◆ **What the task asks**: Drop the images; return everything else in the listing below exactly.

◆ **Data shown**:

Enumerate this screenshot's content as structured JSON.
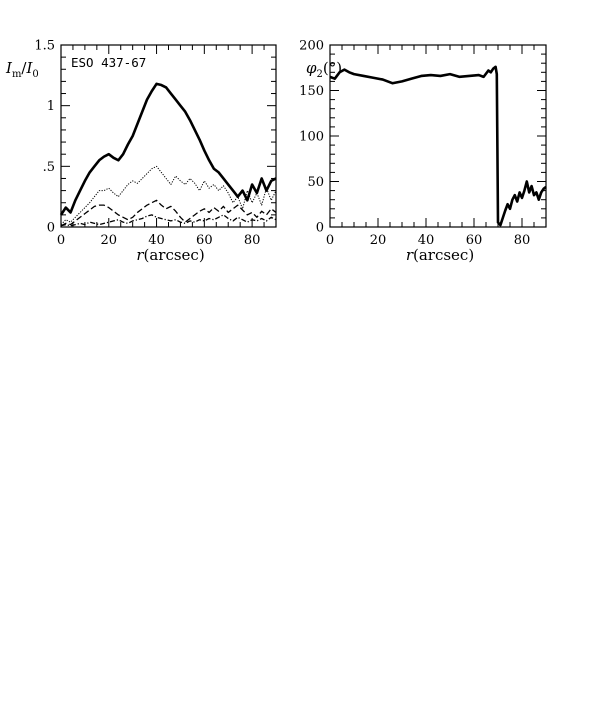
{
  "chart_data": [
    {
      "type": "line",
      "annotation": "ESO 437-67",
      "xlabel": "r(arcsec)",
      "ylabel": "I_m/I_0",
      "ylabel_main": "I",
      "ylabel_sub1": "m",
      "ylabel_slash": "/I",
      "ylabel_sub2": "0",
      "xlim": [
        0,
        90
      ],
      "ylim": [
        0,
        1.5
      ],
      "x_ticks": [
        0,
        20,
        40,
        60,
        80
      ],
      "x_tick_labels": [
        "0",
        "20",
        "40",
        "60",
        "80"
      ],
      "y_ticks": [
        0,
        0.5,
        1,
        1.5
      ],
      "y_tick_labels": [
        "0",
        ".5",
        "1",
        "1.5"
      ],
      "grid": false,
      "series": [
        {
          "style": "thick-solid",
          "x": [
            0,
            2,
            4,
            6,
            8,
            10,
            12,
            14,
            16,
            18,
            20,
            22,
            24,
            26,
            28,
            30,
            32,
            34,
            36,
            38,
            40,
            42,
            44,
            46,
            48,
            50,
            52,
            54,
            56,
            58,
            60,
            62,
            64,
            66,
            68,
            70,
            72,
            74,
            76,
            78,
            80,
            82,
            84,
            86,
            88,
            90
          ],
          "y": [
            0.1,
            0.16,
            0.12,
            0.22,
            0.3,
            0.38,
            0.45,
            0.5,
            0.55,
            0.58,
            0.6,
            0.57,
            0.55,
            0.6,
            0.68,
            0.75,
            0.85,
            0.95,
            1.05,
            1.12,
            1.18,
            1.17,
            1.15,
            1.1,
            1.05,
            1.0,
            0.95,
            0.88,
            0.8,
            0.72,
            0.63,
            0.55,
            0.48,
            0.45,
            0.4,
            0.35,
            0.3,
            0.25,
            0.3,
            0.22,
            0.35,
            0.28,
            0.4,
            0.3,
            0.38,
            0.4
          ]
        },
        {
          "style": "thin-dotted",
          "x": [
            0,
            2,
            4,
            6,
            8,
            10,
            12,
            14,
            16,
            18,
            20,
            22,
            24,
            26,
            28,
            30,
            32,
            34,
            36,
            38,
            40,
            42,
            44,
            46,
            48,
            50,
            52,
            54,
            56,
            58,
            60,
            62,
            64,
            66,
            68,
            70,
            72,
            74,
            76,
            78,
            80,
            82,
            84,
            86,
            88,
            90
          ],
          "y": [
            0.02,
            0.06,
            0.04,
            0.08,
            0.12,
            0.16,
            0.2,
            0.25,
            0.3,
            0.3,
            0.32,
            0.28,
            0.25,
            0.3,
            0.35,
            0.38,
            0.36,
            0.4,
            0.44,
            0.48,
            0.5,
            0.45,
            0.4,
            0.35,
            0.42,
            0.38,
            0.35,
            0.4,
            0.36,
            0.3,
            0.38,
            0.32,
            0.35,
            0.3,
            0.34,
            0.28,
            0.2,
            0.25,
            0.15,
            0.3,
            0.2,
            0.28,
            0.18,
            0.32,
            0.22,
            0.3
          ]
        },
        {
          "style": "dashed",
          "x": [
            0,
            2,
            4,
            6,
            8,
            10,
            12,
            14,
            16,
            18,
            20,
            22,
            24,
            26,
            28,
            30,
            32,
            34,
            36,
            38,
            40,
            42,
            44,
            46,
            48,
            50,
            52,
            54,
            56,
            58,
            60,
            62,
            64,
            66,
            68,
            70,
            72,
            74,
            76,
            78,
            80,
            82,
            84,
            86,
            88,
            90
          ],
          "y": [
            0.01,
            0.03,
            0.02,
            0.05,
            0.08,
            0.11,
            0.14,
            0.17,
            0.18,
            0.18,
            0.16,
            0.13,
            0.1,
            0.08,
            0.06,
            0.08,
            0.12,
            0.15,
            0.18,
            0.2,
            0.22,
            0.18,
            0.15,
            0.17,
            0.13,
            0.08,
            0.04,
            0.07,
            0.1,
            0.13,
            0.15,
            0.12,
            0.16,
            0.13,
            0.17,
            0.12,
            0.15,
            0.18,
            0.14,
            0.1,
            0.12,
            0.08,
            0.13,
            0.1,
            0.15,
            0.12
          ]
        },
        {
          "style": "dash-dot",
          "x": [
            0,
            2,
            4,
            6,
            8,
            10,
            12,
            14,
            16,
            18,
            20,
            22,
            24,
            26,
            28,
            30,
            32,
            34,
            36,
            38,
            40,
            42,
            44,
            46,
            48,
            50,
            52,
            54,
            56,
            58,
            60,
            62,
            64,
            66,
            68,
            70,
            72,
            74,
            76,
            78,
            80,
            82,
            84,
            86,
            88,
            90
          ],
          "y": [
            0.01,
            0.02,
            0.01,
            0.02,
            0.03,
            0.02,
            0.04,
            0.03,
            0.02,
            0.03,
            0.04,
            0.05,
            0.06,
            0.04,
            0.03,
            0.05,
            0.06,
            0.07,
            0.09,
            0.1,
            0.08,
            0.07,
            0.06,
            0.05,
            0.06,
            0.04,
            0.03,
            0.05,
            0.04,
            0.06,
            0.05,
            0.07,
            0.06,
            0.08,
            0.1,
            0.07,
            0.05,
            0.08,
            0.06,
            0.04,
            0.06,
            0.05,
            0.07,
            0.05,
            0.08,
            0.06
          ]
        }
      ]
    },
    {
      "type": "line",
      "annotation": "",
      "xlabel": "r(arcsec)",
      "ylabel": "φ2(°)",
      "ylabel_main": "φ",
      "ylabel_sub1": "2",
      "ylabel_slash": "(°)",
      "ylabel_sub2": "",
      "xlim": [
        0,
        90
      ],
      "ylim": [
        0,
        200
      ],
      "x_ticks": [
        0,
        20,
        40,
        60,
        80
      ],
      "x_tick_labels": [
        "0",
        "20",
        "40",
        "60",
        "80"
      ],
      "y_ticks": [
        0,
        50,
        100,
        150,
        200
      ],
      "y_tick_labels": [
        "0",
        "50",
        "100",
        "150",
        "200"
      ],
      "grid": false,
      "series": [
        {
          "style": "thick-solid",
          "x": [
            0,
            2,
            4,
            6,
            8,
            10,
            14,
            18,
            22,
            26,
            30,
            34,
            38,
            42,
            46,
            50,
            54,
            58,
            62,
            64,
            66,
            67,
            68,
            69,
            69.5,
            70,
            71,
            72,
            73,
            74,
            75,
            76,
            77,
            78,
            79,
            80,
            81,
            82,
            83,
            84,
            85,
            86,
            87,
            88,
            89,
            90
          ],
          "y": [
            165,
            163,
            170,
            173,
            170,
            168,
            166,
            164,
            162,
            158,
            160,
            163,
            166,
            167,
            166,
            168,
            165,
            166,
            167,
            165,
            172,
            170,
            174,
            176,
            168,
            5,
            2,
            10,
            18,
            25,
            20,
            30,
            35,
            28,
            38,
            32,
            40,
            50,
            38,
            45,
            35,
            38,
            30,
            38,
            42,
            44
          ]
        }
      ]
    }
  ]
}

◆ **Answer to the exercise**:
Enumerate this screenshot's content as structured JSON.
{
  "chart_data": [
    {
      "type": "line",
      "annotation": "ESO 437-67",
      "xlabel": "r(arcsec)",
      "ylabel": "I_m/I_0",
      "ylabel_main": "I",
      "ylabel_sub1": "m",
      "ylabel_slash": "/I",
      "ylabel_sub2": "0",
      "xlim": [
        0,
        90
      ],
      "ylim": [
        0,
        1.5
      ],
      "x_ticks": [
        0,
        20,
        40,
        60,
        80
      ],
      "x_tick_labels": [
        "0",
        "20",
        "40",
        "60",
        "80"
      ],
      "y_ticks": [
        0,
        0.5,
        1,
        1.5
      ],
      "y_tick_labels": [
        "0",
        ".5",
        "1",
        "1.5"
      ],
      "grid": false,
      "series": [
        {
          "style": "thick-solid",
          "x": [
            0,
            2,
            4,
            6,
            8,
            10,
            12,
            14,
            16,
            18,
            20,
            22,
            24,
            26,
            28,
            30,
            32,
            34,
            36,
            38,
            40,
            42,
            44,
            46,
            48,
            50,
            52,
            54,
            56,
            58,
            60,
            62,
            64,
            66,
            68,
            70,
            72,
            74,
            76,
            78,
            80,
            82,
            84,
            86,
            88,
            90
          ],
          "y": [
            0.1,
            0.16,
            0.12,
            0.22,
            0.3,
            0.38,
            0.45,
            0.5,
            0.55,
            0.58,
            0.6,
            0.57,
            0.55,
            0.6,
            0.68,
            0.75,
            0.85,
            0.95,
            1.05,
            1.12,
            1.18,
            1.17,
            1.15,
            1.1,
            1.05,
            1.0,
            0.95,
            0.88,
            0.8,
            0.72,
            0.63,
            0.55,
            0.48,
            0.45,
            0.4,
            0.35,
            0.3,
            0.25,
            0.3,
            0.22,
            0.35,
            0.28,
            0.4,
            0.3,
            0.38,
            0.4
          ]
        },
        {
          "style": "thin-dotted",
          "x": [
            0,
            2,
            4,
            6,
            8,
            10,
            12,
            14,
            16,
            18,
            20,
            22,
            24,
            26,
            28,
            30,
            32,
            34,
            36,
            38,
            40,
            42,
            44,
            46,
            48,
            50,
            52,
            54,
            56,
            58,
            60,
            62,
            64,
            66,
            68,
            70,
            72,
            74,
            76,
            78,
            80,
            82,
            84,
            86,
            88,
            90
          ],
          "y": [
            0.02,
            0.06,
            0.04,
            0.08,
            0.12,
            0.16,
            0.2,
            0.25,
            0.3,
            0.3,
            0.32,
            0.28,
            0.25,
            0.3,
            0.35,
            0.38,
            0.36,
            0.4,
            0.44,
            0.48,
            0.5,
            0.45,
            0.4,
            0.35,
            0.42,
            0.38,
            0.35,
            0.4,
            0.36,
            0.3,
            0.38,
            0.32,
            0.35,
            0.3,
            0.34,
            0.28,
            0.2,
            0.25,
            0.15,
            0.3,
            0.2,
            0.28,
            0.18,
            0.32,
            0.22,
            0.3
          ]
        },
        {
          "style": "dashed",
          "x": [
            0,
            2,
            4,
            6,
            8,
            10,
            12,
            14,
            16,
            18,
            20,
            22,
            24,
            26,
            28,
            30,
            32,
            34,
            36,
            38,
            40,
            42,
            44,
            46,
            48,
            50,
            52,
            54,
            56,
            58,
            60,
            62,
            64,
            66,
            68,
            70,
            72,
            74,
            76,
            78,
            80,
            82,
            84,
            86,
            88,
            90
          ],
          "y": [
            0.01,
            0.03,
            0.02,
            0.05,
            0.08,
            0.11,
            0.14,
            0.17,
            0.18,
            0.18,
            0.16,
            0.13,
            0.1,
            0.08,
            0.06,
            0.08,
            0.12,
            0.15,
            0.18,
            0.2,
            0.22,
            0.18,
            0.15,
            0.17,
            0.13,
            0.08,
            0.04,
            0.07,
            0.1,
            0.13,
            0.15,
            0.12,
            0.16,
            0.13,
            0.17,
            0.12,
            0.15,
            0.18,
            0.14,
            0.1,
            0.12,
            0.08,
            0.13,
            0.1,
            0.15,
            0.12
          ]
        },
        {
          "style": "dash-dot",
          "x": [
            0,
            2,
            4,
            6,
            8,
            10,
            12,
            14,
            16,
            18,
            20,
            22,
            24,
            26,
            28,
            30,
            32,
            34,
            36,
            38,
            40,
            42,
            44,
            46,
            48,
            50,
            52,
            54,
            56,
            58,
            60,
            62,
            64,
            66,
            68,
            70,
            72,
            74,
            76,
            78,
            80,
            82,
            84,
            86,
            88,
            90
          ],
          "y": [
            0.01,
            0.02,
            0.01,
            0.02,
            0.03,
            0.02,
            0.04,
            0.03,
            0.02,
            0.03,
            0.04,
            0.05,
            0.06,
            0.04,
            0.03,
            0.05,
            0.06,
            0.07,
            0.09,
            0.1,
            0.08,
            0.07,
            0.06,
            0.05,
            0.06,
            0.04,
            0.03,
            0.05,
            0.04,
            0.06,
            0.05,
            0.07,
            0.06,
            0.08,
            0.1,
            0.07,
            0.05,
            0.08,
            0.06,
            0.04,
            0.06,
            0.05,
            0.07,
            0.05,
            0.08,
            0.06
          ]
        }
      ]
    },
    {
      "type": "line",
      "annotation": "",
      "xlabel": "r(arcsec)",
      "ylabel": "φ2(°)",
      "ylabel_main": "φ",
      "ylabel_sub1": "2",
      "ylabel_slash": "(°)",
      "ylabel_sub2": "",
      "xlim": [
        0,
        90
      ],
      "ylim": [
        0,
        200
      ],
      "x_ticks": [
        0,
        20,
        40,
        60,
        80
      ],
      "x_tick_labels": [
        "0",
        "20",
        "40",
        "60",
        "80"
      ],
      "y_ticks": [
        0,
        50,
        100,
        150,
        200
      ],
      "y_tick_labels": [
        "0",
        "50",
        "100",
        "150",
        "200"
      ],
      "grid": false,
      "series": [
        {
          "style": "thick-solid",
          "x": [
            0,
            2,
            4,
            6,
            8,
            10,
            14,
            18,
            22,
            26,
            30,
            34,
            38,
            42,
            46,
            50,
            54,
            58,
            62,
            64,
            66,
            67,
            68,
            69,
            69.5,
            70,
            71,
            72,
            73,
            74,
            75,
            76,
            77,
            78,
            79,
            80,
            81,
            82,
            83,
            84,
            85,
            86,
            87,
            88,
            89,
            90
          ],
          "y": [
            165,
            163,
            170,
            173,
            170,
            168,
            166,
            164,
            162,
            158,
            160,
            163,
            166,
            167,
            166,
            168,
            165,
            166,
            167,
            165,
            172,
            170,
            174,
            176,
            168,
            5,
            2,
            10,
            18,
            25,
            20,
            30,
            35,
            28,
            38,
            32,
            40,
            50,
            38,
            45,
            35,
            38,
            30,
            38,
            42,
            44
          ]
        }
      ]
    }
  ]
}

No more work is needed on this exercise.